------ Entries supplied

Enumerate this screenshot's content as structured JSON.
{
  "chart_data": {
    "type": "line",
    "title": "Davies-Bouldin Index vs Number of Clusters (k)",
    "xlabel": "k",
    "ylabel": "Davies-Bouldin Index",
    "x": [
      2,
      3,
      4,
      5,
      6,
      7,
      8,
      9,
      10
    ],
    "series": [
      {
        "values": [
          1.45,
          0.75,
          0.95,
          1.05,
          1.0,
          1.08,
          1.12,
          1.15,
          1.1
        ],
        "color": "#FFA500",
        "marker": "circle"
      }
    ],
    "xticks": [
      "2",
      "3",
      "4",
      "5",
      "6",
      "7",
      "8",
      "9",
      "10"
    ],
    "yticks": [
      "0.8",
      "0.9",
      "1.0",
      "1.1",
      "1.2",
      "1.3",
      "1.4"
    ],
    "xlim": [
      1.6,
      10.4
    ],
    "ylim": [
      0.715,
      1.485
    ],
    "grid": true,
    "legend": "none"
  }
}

------------

◆ **Problem**: Using the material above, state how many lines include the string "Davies". Answer with a single number.

◆ **Reply to the exercise**: 2